-- START Provided entries --
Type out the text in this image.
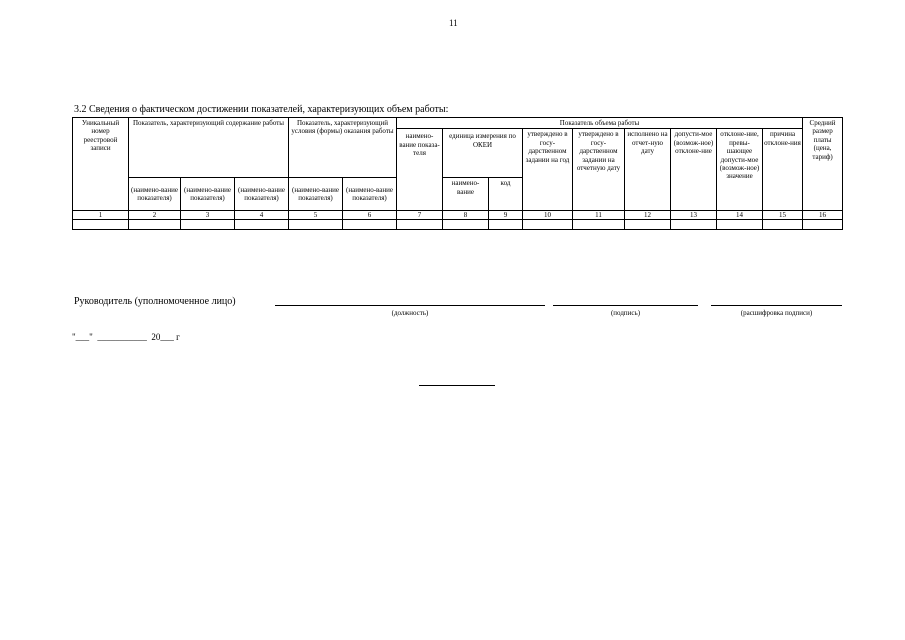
11
3.2 Сведения о фактическом достижении показателей, характеризующих объем работы:
Уникальный номер реестровой записи	Показатель, характеризующий содержание работы			Показатель, характеризующий условия (формы) оказания работы		Показатель объема работы									Средний размер платы (цена, тариф)
						наимено-вание показа-теля	единица измерения по ОКЕИ		утверждено в госу-дарственном задании на год	утверждено в госу-дарственном задании на отчетную дату	исполнено на отчет-ную дату	допусти-мое (возмож-ное) отклоне-ние	отклоне-ние, превы-шающее допусти-мое (возмож-ное) значение	причина отклоне-ния	
							наимено-вание	код							
	(наимено-вание показателя)	(наимено-вание показателя)	(наимено-вание показателя)	(наимено-вание показателя)	(наимено-вание показателя)										
1	2	3	4	5	6	7	8	9	10	11	12	13	14	15	16

Руководитель (уполномоченное лицо)
(должность)	(подпись)	(расшифровка подписи)
"___"  ___________  20___ г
-- END Provided entries --
Stated problem: Find every line that holds "работы" and copy it.

Reply to the exercise:
3.2 Сведения о фактическом достижении показателей, характеризующих объем работы:
Уникальный номер реестровой записи	Показатель, характеризующий содержание работы			Показатель, характеризующий условия (формы) оказания работы		Показатель объема работы									Средний размер платы (цена, тариф)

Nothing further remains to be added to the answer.